[Bounding box annotations]

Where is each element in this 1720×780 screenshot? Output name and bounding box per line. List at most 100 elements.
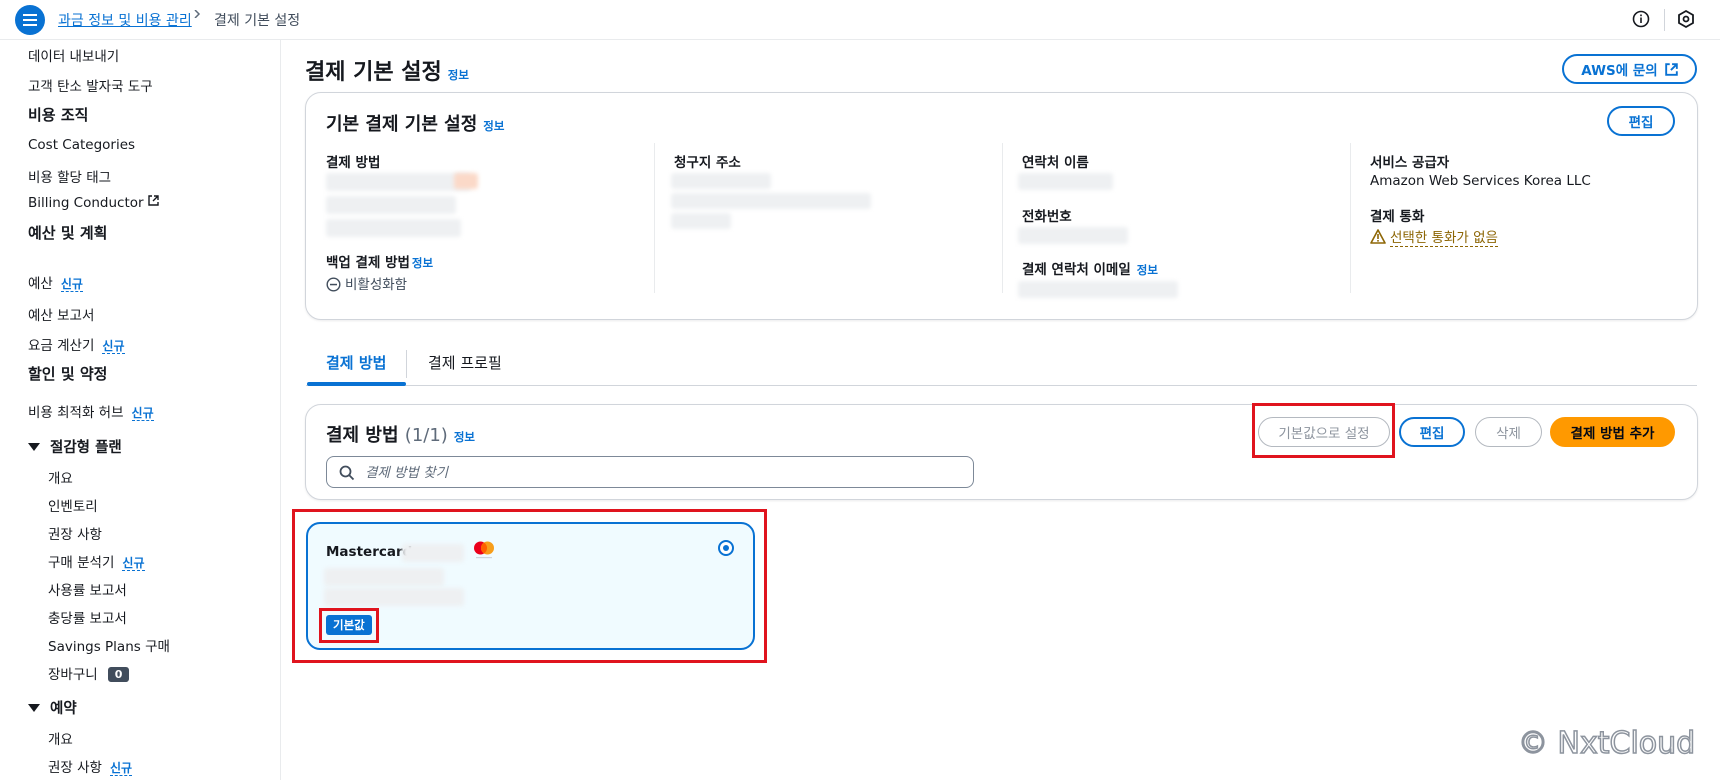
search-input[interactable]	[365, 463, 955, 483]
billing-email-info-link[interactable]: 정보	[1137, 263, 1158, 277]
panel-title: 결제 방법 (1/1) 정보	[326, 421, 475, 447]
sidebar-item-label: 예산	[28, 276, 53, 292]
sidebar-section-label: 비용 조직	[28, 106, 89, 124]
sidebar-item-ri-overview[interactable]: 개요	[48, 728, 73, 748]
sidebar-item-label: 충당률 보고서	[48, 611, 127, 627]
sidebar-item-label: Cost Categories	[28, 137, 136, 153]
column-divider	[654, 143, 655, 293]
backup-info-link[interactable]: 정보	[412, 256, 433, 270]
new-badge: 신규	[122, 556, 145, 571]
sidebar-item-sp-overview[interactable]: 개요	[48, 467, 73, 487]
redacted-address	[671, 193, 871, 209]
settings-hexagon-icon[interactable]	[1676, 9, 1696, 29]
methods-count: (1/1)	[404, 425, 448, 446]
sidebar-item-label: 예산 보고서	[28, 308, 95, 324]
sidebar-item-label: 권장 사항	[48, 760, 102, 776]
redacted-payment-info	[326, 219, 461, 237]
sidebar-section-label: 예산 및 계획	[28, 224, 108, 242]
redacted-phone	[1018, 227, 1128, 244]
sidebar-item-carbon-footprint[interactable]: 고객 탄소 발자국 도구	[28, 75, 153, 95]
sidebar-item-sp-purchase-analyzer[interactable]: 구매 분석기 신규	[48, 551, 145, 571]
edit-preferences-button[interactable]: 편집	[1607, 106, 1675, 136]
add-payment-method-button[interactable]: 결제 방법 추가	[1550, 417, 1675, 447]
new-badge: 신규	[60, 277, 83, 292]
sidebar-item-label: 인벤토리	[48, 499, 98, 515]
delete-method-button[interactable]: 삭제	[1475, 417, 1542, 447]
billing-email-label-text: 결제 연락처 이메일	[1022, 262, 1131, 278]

> **What needs to be done**
Format the material from the line containing "463, 955, 483]" through the line containing "106, 1675, 136]" as a JSON list of strings, one string per line, with both of those lines included and blank lines left out.

> **Response for this exercise**
[
  "search-input[interactable]\t[365, 463, 955, 483]",
  "billing-email-info-link[interactable]: 정보\t[1137, 263, 1158, 277]",
  "panel-title: 결제 방법 (1/1) 정보\t[326, 421, 475, 447]",
  "sidebar-item-label: 예산\t[28, 276, 53, 292]",
  "sidebar-section-label: 비용 조직\t[28, 106, 89, 124]",
  "sidebar-item-ri-overview[interactable]: 개요\t[48, 728, 73, 748]",
  "sidebar-item-label: 충당률 보고서\t[48, 611, 127, 627]",
  "sidebar-item-label: Cost Categories\t[28, 137, 136, 153]",
  "column-divider\t[654, 143, 655, 293]",
  "backup-info-link[interactable]: 정보\t[412, 256, 433, 270]",
  "new-badge: 신규\t[122, 556, 145, 571]",
  "sidebar-item-sp-overview[interactable]: 개요\t[48, 467, 73, 487]",
  "redacted-address\t[671, 193, 871, 209]",
  "settings-hexagon-icon[interactable]\t[1676, 9, 1696, 29]",
  "methods-count: (1/1)\t[404, 425, 448, 446]",
  "sidebar-item-label: 예산 보고서\t[28, 308, 95, 324]",
  "sidebar-item-label: 권장 사항\t[48, 760, 102, 776]",
  "redacted-payment-info\t[326, 219, 461, 237]",
  "sidebar-section-label: 예산 및 계획\t[28, 224, 108, 242]",
  "redacted-phone\t[1018, 227, 1128, 244]",
  "sidebar-item-carbon-footprint[interactable]: 고객 탄소 발자국 도구\t[28, 75, 153, 95]",
  "sidebar-item-sp-purchase-analyzer[interactable]: 구매 분석기 신규\t[48, 551, 145, 571]",
  "edit-preferences-button[interactable]: 편집\t[1607, 106, 1675, 136]"
]